*** Text under study Section Begins ***

China has approved the first batch of generative artificial intelligence services for public rollout, allowing domestic technology companies like Baidu Inc. and SenseTime Group Inc. to compete openly with companies like OpenAI Inc. and Microsoft Corp. The Cyberspace Administration of China has given the green light to a number of firms in the field, including both major players and emerging startups. Baidu and SenseTime were among the first to receive approval from Beijing's top internet watchdog. ByteDance Ltd. has also made its AI chatbot available to the public. Baidu has announced that its ChatGPT rival, Ernie Bot, will be available to the public on August 31, along with a batch of new applications for users to experience generative AI.
The news has been well-received by investors, with Baidu's shares rising as much as 4.8% in Hong Kong, and SenseTime's shares rising as much as 7.3% in Hong Kong trading. Jefferies analyst Thomas Chong commented that the approval is a positive surprise and a significant milestone for Baidu's ERNIE Bot, as it can be further upgraded based on user feedback and strengthen its competitive position. Additionally, three startups - Baichuan Intelligence, Zhipu AI, and MiniMax - have confirmed that they have gained government approval.

*** Text under study Section Ends ***
*** Data section Section Begins ***

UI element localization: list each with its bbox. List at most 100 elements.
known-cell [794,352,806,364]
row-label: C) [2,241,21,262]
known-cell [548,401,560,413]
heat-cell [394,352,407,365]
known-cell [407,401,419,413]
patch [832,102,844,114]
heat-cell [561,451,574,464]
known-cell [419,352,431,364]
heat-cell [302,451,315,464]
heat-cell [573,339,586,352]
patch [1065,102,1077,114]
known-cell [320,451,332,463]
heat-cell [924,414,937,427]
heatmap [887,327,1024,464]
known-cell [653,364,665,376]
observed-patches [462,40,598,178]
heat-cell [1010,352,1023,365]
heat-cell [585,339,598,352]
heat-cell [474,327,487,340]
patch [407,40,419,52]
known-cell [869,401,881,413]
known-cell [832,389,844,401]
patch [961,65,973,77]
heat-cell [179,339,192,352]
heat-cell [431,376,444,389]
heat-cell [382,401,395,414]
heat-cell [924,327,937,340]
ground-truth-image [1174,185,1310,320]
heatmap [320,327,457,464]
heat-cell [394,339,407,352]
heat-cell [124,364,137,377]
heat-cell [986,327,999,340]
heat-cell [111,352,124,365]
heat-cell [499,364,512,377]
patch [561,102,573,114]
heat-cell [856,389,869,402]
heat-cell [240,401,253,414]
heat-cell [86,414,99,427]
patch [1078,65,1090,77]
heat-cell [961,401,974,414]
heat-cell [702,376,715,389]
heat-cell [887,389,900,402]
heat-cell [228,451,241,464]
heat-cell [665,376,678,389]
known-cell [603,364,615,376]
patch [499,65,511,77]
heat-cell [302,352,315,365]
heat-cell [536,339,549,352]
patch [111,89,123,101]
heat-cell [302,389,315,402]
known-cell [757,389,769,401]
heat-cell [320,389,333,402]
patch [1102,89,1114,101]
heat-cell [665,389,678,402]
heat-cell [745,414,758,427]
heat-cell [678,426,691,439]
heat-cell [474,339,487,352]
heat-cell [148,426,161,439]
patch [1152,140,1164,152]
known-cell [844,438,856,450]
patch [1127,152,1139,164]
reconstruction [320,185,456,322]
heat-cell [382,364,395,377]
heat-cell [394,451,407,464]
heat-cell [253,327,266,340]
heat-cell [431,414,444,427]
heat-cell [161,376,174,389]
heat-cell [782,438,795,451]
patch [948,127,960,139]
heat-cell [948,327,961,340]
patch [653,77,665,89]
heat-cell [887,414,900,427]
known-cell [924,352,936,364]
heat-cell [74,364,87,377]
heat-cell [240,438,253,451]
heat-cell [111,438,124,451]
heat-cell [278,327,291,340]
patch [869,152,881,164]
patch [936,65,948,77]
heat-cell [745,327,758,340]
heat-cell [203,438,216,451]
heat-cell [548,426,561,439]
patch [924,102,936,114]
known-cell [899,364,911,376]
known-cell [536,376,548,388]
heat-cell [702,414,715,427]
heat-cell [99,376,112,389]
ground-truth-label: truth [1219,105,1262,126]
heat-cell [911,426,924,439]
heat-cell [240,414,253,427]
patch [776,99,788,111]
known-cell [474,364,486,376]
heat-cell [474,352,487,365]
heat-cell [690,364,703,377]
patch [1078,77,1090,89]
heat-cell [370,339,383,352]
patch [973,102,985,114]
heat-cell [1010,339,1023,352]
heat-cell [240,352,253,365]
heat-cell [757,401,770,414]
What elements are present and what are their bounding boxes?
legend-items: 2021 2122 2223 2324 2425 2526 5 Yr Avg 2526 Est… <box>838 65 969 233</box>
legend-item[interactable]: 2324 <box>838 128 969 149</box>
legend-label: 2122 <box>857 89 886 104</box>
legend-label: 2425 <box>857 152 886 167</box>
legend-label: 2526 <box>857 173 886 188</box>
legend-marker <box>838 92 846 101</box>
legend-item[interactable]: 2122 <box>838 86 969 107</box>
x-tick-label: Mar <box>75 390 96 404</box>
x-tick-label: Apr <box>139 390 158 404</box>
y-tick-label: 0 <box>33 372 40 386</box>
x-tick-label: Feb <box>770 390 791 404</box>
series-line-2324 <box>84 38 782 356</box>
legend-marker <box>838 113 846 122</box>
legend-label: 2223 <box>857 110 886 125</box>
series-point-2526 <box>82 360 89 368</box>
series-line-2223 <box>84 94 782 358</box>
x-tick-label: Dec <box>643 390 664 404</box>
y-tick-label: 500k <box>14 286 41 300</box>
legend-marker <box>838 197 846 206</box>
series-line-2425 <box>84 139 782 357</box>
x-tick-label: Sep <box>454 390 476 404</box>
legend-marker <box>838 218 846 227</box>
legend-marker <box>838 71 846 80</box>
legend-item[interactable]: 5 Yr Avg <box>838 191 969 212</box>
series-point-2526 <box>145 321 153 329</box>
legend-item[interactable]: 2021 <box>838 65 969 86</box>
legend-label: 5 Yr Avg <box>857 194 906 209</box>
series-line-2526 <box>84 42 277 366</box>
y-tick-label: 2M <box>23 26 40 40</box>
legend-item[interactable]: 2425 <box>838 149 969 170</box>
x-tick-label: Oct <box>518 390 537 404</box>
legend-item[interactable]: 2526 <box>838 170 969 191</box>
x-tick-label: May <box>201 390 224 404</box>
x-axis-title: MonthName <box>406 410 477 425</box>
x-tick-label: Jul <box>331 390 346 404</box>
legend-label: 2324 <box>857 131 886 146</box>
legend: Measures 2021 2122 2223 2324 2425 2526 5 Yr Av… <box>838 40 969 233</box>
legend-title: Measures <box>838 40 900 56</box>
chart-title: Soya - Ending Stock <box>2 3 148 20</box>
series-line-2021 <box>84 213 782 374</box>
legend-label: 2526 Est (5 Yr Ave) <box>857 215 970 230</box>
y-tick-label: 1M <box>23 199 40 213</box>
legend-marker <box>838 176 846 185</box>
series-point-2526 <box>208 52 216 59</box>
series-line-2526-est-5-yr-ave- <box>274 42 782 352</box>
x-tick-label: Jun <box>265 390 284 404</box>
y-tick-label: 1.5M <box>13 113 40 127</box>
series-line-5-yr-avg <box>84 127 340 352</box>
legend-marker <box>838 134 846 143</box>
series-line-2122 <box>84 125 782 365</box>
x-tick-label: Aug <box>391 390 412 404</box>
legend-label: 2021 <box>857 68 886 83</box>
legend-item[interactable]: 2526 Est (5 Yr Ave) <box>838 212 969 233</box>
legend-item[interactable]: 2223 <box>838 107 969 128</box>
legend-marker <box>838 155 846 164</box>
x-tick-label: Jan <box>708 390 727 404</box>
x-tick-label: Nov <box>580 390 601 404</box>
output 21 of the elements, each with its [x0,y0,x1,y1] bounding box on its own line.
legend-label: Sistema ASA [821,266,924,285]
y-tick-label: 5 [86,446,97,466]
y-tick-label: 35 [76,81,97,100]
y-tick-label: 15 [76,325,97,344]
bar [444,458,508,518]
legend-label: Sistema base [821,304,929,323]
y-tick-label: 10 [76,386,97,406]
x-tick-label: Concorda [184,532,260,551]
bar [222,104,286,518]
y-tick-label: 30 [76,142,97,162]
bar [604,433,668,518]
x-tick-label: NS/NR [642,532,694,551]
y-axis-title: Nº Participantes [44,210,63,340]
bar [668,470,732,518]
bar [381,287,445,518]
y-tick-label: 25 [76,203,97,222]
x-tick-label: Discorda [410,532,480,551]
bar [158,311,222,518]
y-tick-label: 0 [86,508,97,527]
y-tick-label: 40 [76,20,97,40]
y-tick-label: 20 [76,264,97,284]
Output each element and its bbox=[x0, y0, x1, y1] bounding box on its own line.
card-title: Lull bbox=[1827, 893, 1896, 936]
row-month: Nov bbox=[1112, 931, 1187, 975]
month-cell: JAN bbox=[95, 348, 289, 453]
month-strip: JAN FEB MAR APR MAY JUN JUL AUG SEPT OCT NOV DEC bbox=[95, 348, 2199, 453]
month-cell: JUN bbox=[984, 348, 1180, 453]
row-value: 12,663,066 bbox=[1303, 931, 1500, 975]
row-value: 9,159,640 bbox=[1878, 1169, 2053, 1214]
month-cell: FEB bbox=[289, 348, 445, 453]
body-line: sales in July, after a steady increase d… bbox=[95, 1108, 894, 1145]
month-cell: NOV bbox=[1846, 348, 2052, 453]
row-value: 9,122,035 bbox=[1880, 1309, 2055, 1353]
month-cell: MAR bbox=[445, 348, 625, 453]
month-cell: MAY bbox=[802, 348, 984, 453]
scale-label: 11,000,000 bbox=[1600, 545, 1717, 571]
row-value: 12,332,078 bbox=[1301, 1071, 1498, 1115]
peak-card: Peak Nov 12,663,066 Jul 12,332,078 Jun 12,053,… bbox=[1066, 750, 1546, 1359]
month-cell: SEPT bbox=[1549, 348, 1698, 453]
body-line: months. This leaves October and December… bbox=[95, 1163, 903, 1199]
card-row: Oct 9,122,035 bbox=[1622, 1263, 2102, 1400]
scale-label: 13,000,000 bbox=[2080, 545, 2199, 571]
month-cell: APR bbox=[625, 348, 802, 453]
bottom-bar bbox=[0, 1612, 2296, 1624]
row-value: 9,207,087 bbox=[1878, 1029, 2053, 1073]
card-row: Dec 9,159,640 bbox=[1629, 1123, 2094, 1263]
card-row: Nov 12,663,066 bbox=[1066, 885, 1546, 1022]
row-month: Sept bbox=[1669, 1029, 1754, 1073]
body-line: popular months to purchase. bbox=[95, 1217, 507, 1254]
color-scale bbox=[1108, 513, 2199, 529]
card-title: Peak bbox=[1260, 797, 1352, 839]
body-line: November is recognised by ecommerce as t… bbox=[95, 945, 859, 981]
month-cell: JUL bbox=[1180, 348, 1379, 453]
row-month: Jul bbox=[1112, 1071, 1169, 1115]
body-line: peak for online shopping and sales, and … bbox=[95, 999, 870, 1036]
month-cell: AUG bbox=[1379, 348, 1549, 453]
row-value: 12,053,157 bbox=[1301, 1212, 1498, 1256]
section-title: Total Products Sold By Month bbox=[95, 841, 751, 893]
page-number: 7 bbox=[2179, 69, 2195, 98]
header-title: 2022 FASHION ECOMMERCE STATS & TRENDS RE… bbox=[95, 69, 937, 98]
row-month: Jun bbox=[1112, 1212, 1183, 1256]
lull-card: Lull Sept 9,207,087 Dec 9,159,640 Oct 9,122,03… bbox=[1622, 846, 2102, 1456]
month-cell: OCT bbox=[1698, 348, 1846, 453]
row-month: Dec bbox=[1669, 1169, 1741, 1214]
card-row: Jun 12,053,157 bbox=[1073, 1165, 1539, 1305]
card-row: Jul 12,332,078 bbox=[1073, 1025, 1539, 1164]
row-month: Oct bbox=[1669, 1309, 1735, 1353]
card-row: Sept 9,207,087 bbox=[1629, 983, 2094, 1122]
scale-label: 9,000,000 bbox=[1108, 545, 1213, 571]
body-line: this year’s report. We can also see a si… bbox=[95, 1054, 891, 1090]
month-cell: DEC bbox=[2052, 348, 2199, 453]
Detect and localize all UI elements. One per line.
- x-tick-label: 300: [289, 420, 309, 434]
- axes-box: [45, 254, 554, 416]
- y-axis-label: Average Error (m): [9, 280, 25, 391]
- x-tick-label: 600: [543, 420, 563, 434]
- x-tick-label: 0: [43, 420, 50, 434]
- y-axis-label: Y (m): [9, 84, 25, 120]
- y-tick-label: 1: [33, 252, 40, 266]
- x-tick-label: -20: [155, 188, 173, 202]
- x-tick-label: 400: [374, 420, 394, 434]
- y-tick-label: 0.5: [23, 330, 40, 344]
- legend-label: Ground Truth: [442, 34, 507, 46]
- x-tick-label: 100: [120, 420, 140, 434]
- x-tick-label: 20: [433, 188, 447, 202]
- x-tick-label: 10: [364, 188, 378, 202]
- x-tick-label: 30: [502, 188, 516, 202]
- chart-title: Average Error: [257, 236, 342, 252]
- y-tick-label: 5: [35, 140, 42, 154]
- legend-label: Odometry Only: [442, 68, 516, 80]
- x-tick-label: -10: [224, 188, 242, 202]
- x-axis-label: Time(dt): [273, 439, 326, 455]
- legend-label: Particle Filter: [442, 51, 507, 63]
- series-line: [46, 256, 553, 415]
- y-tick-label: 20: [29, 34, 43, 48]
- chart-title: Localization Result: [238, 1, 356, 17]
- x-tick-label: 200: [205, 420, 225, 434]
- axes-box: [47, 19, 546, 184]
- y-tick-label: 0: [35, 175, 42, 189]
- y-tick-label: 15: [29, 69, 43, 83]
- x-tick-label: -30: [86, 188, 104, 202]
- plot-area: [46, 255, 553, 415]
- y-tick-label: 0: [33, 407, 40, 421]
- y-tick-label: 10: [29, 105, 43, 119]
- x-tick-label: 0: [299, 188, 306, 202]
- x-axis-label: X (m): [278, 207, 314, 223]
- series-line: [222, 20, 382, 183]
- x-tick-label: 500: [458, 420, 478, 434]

*** Data section Section Ends ***

— Work order 1 —
Please reproduce the passage on China's AI approvals word for word, starting with "China has approved" and going on through "experience generative AI.".
— Work order 2 —
List every company name in the passage on China's AI approvals that carries a corporate suffix such as Inc., Corp., or Ltd.
The records have nothing to do with the passage on China's AI approvals.

— Answer box 1 —
China has approved the first batch of generative artificial intelligence services for public rollout, allowing domestic technology companies like Baidu Inc. and SenseTime Group Inc. to compete openly with companies like OpenAI Inc. and Microsoft Corp. The Cyberspace Administration of China has given the green light to a number of firms in the field, including both major players and emerging startups. Baidu and SenseTime were among the first to receive approval from Beijing's top internet watchdog. ByteDance Ltd. has also made its AI chatbot available to the public. Baidu has announced that its ChatGPT rival, Ernie Bot, will be available to the public on August 31, along with a batch of new applications for users to experience generative AI.

— Answer box 2 —
Baidu Inc., SenseTime Group Inc., OpenAI Inc., Microsoft Corp., ByteDance Ltd.